* [Directions] Give the number of lines in the following entries that contain the word "naïfs", with nothing added.

• • • • • • •

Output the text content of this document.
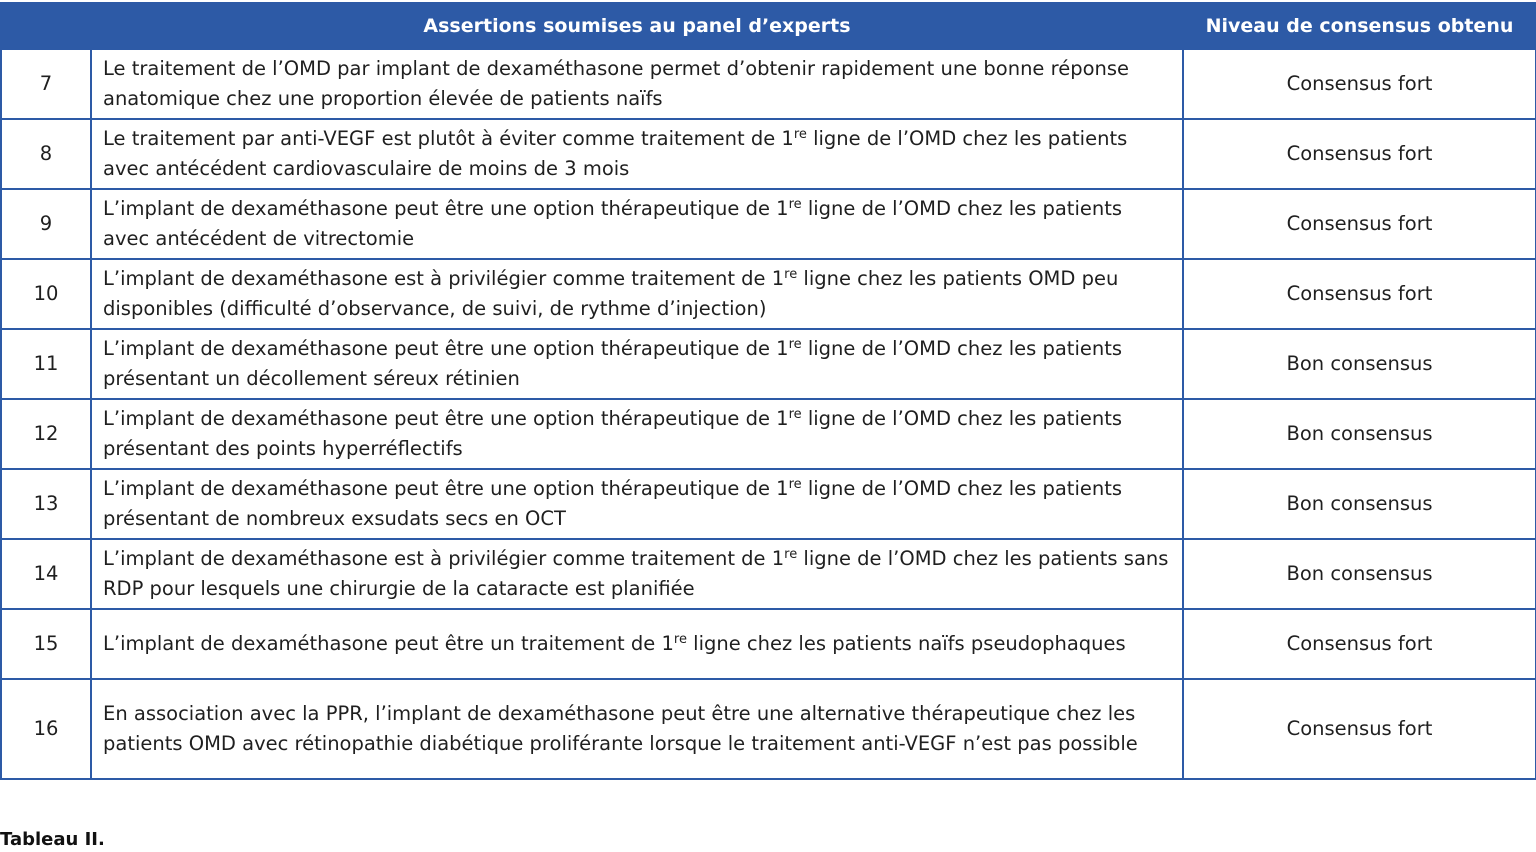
	Assertions soumises au panel d’experts	Niveau de consensus obtenu
7	Le traitement de l’OMD par implant de dexaméthasone permet d’obtenir rapidement une bonne réponse anatomique chez une proportion élevée de patients naïfs	Consensus fort
8	Le traitement par anti-VEGF est plutôt à éviter comme traitement de 1re ligne de l’OMD chez les patients avec antécédent cardiovasculaire de moins de 3 mois	Consensus fort
9	L’implant de dexaméthasone peut être une option thérapeutique de 1re ligne de l’OMD chez les patients avec antécédent de vitrectomie	Consensus fort
10	L’implant de dexaméthasone est à privilégier comme traitement de 1re ligne chez les patients OMD peu disponibles (difficulté d’observance, de suivi, de rythme d’injection)	Consensus fort
11	L’implant de dexaméthasone peut être une option thérapeutique de 1re ligne de l’OMD chez les patients présentant un décollement séreux rétinien	Bon consensus
12	L’implant de dexaméthasone peut être une option thérapeutique de 1re ligne de l’OMD chez les patients présentant des points hyperréflectifs	Bon consensus
13	L’implant de dexaméthasone peut être une option thérapeutique de 1re ligne de l’OMD chez les patients présentant de nombreux exsudats secs en OCT	Bon consensus
14	L’implant de dexaméthasone est à privilégier comme traitement de 1re ligne de l’OMD chez les patients sans RDP pour lesquels une chirurgie de la cataracte est planifiée	Bon consensus
15	L’implant de dexaméthasone peut être un traitement de 1re ligne chez les patients naïfs pseudophaques	Consensus fort
16	En association avec la PPR, l’implant de dexaméthasone peut être une alternative thérapeutique chez les patients OMD avec rétinopathie diabétique proliférante lorsque le traitement anti-VEGF n’est pas possible	Consensus fort
Tableau II.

• • • • • • •

* [Result below] 2